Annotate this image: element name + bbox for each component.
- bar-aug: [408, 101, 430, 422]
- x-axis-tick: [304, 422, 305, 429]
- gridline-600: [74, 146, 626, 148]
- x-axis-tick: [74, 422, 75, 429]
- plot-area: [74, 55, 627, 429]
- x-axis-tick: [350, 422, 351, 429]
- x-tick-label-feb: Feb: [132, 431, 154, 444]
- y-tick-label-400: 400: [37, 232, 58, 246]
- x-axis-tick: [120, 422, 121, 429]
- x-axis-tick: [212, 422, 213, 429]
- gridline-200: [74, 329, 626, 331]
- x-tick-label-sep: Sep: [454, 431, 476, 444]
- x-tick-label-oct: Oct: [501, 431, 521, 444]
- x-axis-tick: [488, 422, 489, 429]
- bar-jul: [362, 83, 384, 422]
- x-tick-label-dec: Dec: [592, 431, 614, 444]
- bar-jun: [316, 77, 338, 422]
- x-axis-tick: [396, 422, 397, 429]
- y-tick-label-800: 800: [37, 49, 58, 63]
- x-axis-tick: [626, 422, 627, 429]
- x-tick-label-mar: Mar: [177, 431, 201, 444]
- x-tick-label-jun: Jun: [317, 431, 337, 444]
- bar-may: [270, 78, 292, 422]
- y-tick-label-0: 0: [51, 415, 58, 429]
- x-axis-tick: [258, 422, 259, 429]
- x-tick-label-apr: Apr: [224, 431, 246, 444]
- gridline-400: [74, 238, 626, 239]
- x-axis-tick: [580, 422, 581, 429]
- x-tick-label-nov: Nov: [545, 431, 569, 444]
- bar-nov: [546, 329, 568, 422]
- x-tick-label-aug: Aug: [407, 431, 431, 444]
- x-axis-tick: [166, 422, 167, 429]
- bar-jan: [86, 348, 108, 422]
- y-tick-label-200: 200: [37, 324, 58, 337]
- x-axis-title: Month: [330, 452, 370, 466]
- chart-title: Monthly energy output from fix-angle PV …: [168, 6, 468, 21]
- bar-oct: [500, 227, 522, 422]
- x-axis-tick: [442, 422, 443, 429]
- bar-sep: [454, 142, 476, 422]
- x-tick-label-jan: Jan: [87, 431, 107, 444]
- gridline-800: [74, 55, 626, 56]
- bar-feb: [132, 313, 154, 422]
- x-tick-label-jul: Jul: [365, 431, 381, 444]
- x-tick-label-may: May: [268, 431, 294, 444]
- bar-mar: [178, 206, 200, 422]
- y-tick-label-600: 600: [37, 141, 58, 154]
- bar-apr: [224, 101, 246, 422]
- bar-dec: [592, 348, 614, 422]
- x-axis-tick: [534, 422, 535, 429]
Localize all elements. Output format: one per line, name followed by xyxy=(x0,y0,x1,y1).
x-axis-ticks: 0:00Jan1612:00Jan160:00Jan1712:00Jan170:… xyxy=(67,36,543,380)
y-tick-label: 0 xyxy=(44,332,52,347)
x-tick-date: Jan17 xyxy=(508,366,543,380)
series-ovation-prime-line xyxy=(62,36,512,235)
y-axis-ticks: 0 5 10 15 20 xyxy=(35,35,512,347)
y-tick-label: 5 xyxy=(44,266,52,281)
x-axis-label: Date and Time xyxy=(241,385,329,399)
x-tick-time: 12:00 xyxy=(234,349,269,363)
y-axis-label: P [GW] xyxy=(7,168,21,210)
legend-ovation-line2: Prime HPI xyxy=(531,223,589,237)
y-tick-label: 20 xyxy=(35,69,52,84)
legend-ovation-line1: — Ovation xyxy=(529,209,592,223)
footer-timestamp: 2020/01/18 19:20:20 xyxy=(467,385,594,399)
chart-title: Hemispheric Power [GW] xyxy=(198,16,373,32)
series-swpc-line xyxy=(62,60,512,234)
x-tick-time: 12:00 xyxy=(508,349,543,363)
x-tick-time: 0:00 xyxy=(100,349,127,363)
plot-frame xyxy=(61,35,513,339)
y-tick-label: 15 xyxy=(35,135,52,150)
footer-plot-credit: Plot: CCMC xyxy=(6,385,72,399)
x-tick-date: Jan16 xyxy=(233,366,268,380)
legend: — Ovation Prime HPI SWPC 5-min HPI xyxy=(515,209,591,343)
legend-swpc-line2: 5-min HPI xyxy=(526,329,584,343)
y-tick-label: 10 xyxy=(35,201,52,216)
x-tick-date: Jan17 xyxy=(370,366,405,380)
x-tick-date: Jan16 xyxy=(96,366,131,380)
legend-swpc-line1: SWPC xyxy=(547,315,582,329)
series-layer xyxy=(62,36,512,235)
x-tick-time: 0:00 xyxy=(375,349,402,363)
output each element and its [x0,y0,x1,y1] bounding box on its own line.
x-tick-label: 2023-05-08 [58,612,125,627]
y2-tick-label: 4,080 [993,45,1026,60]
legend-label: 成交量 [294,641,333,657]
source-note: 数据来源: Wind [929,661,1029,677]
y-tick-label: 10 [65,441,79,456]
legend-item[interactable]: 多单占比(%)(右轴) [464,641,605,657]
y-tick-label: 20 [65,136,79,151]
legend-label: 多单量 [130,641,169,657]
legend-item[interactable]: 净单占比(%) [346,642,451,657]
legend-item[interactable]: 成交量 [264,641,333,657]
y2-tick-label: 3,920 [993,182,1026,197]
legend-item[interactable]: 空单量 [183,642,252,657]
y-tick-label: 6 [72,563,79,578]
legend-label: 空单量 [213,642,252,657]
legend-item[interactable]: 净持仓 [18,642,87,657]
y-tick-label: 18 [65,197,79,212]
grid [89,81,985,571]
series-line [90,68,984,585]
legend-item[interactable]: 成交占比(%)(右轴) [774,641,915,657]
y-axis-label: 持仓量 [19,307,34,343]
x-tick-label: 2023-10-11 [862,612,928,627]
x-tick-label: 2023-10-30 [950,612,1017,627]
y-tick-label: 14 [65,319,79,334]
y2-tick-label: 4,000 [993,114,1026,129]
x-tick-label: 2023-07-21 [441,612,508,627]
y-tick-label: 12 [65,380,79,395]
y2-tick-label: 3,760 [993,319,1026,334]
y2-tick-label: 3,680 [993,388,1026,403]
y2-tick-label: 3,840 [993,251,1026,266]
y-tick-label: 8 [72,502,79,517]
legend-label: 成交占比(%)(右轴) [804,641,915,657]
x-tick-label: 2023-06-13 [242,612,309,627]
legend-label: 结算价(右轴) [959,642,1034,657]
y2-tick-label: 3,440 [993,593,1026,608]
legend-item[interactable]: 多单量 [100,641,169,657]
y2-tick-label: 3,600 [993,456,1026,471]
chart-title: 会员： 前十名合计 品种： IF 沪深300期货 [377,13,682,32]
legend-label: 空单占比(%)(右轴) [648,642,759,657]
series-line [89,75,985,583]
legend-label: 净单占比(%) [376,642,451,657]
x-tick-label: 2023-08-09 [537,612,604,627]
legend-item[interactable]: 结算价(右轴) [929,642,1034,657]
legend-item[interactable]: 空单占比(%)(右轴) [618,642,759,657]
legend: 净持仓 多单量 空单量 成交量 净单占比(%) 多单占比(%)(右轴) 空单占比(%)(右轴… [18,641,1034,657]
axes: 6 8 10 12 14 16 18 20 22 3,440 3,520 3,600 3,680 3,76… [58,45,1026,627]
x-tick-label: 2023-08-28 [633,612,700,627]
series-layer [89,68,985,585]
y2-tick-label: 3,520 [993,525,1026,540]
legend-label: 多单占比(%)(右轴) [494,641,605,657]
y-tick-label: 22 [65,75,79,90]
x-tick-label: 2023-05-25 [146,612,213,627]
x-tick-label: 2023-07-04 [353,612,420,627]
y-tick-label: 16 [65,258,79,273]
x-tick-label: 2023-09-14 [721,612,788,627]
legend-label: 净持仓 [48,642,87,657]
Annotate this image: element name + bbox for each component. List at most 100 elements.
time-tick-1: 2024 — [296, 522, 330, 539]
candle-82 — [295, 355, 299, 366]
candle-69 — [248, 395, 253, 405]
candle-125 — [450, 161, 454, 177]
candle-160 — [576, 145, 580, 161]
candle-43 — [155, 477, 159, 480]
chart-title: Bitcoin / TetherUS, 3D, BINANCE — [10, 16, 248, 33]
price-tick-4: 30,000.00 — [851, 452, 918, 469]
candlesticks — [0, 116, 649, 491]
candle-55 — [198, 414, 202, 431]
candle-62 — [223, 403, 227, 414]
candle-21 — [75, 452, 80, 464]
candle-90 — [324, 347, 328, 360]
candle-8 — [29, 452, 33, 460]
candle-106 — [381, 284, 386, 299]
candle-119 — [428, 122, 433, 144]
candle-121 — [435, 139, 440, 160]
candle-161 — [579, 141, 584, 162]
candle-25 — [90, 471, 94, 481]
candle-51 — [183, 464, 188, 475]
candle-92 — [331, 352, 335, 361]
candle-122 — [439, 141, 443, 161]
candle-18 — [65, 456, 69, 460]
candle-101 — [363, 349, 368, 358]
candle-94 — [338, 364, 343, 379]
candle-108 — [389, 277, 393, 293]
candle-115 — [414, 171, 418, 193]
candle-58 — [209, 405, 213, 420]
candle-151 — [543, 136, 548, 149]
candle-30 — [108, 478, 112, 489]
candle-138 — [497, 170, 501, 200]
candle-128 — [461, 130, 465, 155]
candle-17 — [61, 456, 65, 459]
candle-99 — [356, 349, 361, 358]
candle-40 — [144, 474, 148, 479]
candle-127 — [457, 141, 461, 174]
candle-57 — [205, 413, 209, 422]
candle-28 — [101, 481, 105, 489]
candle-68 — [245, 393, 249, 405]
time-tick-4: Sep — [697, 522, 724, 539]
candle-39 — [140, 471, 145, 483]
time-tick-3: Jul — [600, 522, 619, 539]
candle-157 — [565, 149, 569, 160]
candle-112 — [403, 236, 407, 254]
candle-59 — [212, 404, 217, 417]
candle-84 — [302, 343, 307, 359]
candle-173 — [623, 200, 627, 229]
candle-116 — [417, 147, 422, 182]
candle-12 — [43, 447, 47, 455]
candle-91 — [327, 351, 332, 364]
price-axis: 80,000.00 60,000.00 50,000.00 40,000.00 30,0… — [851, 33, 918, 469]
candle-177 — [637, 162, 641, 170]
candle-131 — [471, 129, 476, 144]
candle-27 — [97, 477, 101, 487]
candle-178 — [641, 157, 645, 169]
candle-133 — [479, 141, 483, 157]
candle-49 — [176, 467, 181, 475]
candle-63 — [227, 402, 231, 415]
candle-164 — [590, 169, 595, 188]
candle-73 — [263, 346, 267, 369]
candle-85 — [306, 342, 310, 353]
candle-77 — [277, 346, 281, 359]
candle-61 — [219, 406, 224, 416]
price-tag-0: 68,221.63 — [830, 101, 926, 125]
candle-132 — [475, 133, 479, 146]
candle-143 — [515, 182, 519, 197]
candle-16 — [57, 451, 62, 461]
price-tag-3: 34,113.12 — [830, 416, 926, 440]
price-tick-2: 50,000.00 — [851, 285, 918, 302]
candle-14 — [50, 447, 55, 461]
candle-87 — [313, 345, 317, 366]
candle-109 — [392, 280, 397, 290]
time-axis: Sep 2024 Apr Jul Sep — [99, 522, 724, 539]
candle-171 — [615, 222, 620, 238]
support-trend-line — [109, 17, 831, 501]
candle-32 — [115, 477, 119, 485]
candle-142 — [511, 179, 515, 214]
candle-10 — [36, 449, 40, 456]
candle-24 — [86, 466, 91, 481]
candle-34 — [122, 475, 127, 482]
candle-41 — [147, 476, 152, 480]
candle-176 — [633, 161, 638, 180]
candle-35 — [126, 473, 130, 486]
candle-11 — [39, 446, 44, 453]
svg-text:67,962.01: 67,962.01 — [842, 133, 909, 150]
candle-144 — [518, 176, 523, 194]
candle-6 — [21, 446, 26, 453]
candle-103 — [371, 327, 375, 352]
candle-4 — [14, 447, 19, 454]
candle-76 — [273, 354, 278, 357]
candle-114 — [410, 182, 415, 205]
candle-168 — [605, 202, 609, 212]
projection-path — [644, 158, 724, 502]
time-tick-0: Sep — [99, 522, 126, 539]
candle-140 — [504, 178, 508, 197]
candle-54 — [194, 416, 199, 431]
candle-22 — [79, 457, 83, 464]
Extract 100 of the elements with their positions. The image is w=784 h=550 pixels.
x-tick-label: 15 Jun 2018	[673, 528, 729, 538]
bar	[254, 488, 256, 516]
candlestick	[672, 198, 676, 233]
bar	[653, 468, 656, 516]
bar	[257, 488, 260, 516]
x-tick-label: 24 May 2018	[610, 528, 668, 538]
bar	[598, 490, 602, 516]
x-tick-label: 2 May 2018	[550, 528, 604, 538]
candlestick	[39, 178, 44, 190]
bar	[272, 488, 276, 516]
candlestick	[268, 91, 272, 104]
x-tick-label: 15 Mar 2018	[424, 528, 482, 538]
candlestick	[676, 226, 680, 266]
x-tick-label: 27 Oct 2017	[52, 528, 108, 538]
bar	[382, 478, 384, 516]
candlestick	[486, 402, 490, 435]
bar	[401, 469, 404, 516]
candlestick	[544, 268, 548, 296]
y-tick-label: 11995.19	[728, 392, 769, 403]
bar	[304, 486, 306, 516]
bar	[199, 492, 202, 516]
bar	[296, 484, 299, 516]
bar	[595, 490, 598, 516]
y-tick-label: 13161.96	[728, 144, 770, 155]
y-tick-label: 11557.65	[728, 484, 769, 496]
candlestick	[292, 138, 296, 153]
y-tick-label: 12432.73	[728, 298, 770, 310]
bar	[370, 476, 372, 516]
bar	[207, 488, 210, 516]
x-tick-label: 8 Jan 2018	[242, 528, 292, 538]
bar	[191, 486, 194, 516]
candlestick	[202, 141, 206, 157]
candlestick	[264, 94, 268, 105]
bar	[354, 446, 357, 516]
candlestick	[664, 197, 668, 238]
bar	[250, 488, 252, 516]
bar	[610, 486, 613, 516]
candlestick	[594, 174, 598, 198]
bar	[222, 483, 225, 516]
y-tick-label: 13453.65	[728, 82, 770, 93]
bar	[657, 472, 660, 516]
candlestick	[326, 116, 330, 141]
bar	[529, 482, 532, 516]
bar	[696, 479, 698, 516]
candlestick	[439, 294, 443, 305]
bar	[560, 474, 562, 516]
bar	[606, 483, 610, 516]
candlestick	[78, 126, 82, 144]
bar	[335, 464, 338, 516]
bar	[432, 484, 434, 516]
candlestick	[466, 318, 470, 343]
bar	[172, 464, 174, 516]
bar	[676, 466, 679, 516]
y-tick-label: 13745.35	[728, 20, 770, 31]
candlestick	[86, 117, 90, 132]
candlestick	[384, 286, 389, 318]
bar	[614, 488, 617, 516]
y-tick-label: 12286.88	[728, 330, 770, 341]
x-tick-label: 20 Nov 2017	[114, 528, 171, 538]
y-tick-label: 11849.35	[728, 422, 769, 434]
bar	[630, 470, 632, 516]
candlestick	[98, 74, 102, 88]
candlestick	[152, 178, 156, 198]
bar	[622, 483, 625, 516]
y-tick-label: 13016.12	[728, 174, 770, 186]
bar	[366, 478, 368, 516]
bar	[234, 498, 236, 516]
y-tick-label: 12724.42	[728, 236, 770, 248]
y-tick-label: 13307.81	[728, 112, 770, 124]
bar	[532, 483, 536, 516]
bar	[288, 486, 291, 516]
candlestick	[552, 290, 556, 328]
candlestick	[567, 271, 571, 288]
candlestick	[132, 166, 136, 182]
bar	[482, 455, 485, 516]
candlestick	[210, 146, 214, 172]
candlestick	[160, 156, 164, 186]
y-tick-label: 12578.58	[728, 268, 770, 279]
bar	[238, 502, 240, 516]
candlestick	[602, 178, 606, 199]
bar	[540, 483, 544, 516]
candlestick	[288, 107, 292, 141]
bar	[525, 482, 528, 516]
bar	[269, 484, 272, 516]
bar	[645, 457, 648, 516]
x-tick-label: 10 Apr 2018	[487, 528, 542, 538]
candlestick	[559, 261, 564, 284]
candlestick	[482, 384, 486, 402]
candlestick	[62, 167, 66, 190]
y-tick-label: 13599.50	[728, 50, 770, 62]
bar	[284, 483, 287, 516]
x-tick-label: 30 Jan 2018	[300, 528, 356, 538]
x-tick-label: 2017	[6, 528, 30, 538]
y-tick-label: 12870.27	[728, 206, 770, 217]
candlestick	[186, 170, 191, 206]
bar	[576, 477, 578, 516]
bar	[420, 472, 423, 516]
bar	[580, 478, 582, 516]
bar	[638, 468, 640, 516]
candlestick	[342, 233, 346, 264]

###

§ PROBLEM DESCRIPTION: Please rename "gridline" to "grid-line" in the stretch of the listing from its start through the line containing "- y-tick-label-0: 0: [51, 415, 58, 429]", and give those lines again with everything else unchanged.

§ EXERCISE RESPONSE:
Annotate this image: element name + bbox for each component.
- bar-aug: [408, 101, 430, 422]
- x-axis-tick: [304, 422, 305, 429]
- grid-line-600: [74, 146, 626, 148]
- x-axis-tick: [74, 422, 75, 429]
- plot-area: [74, 55, 627, 429]
- x-axis-tick: [350, 422, 351, 429]
- x-tick-label-feb: Feb: [132, 431, 154, 444]
- y-tick-label-400: 400: [37, 232, 58, 246]
- x-axis-tick: [120, 422, 121, 429]
- x-axis-tick: [212, 422, 213, 429]
- grid-line-200: [74, 329, 626, 331]
- x-tick-label-sep: Sep: [454, 431, 476, 444]
- x-tick-label-oct: Oct: [501, 431, 521, 444]
- x-axis-tick: [488, 422, 489, 429]
- bar-jul: [362, 83, 384, 422]
- x-tick-label-dec: Dec: [592, 431, 614, 444]
- bar-jun: [316, 77, 338, 422]
- x-axis-tick: [396, 422, 397, 429]
- y-tick-label-800: 800: [37, 49, 58, 63]
- x-axis-tick: [626, 422, 627, 429]
- x-tick-label-mar: Mar: [177, 431, 201, 444]
- x-tick-label-jun: Jun: [317, 431, 337, 444]
- bar-may: [270, 78, 292, 422]
- y-tick-label-0: 0: [51, 415, 58, 429]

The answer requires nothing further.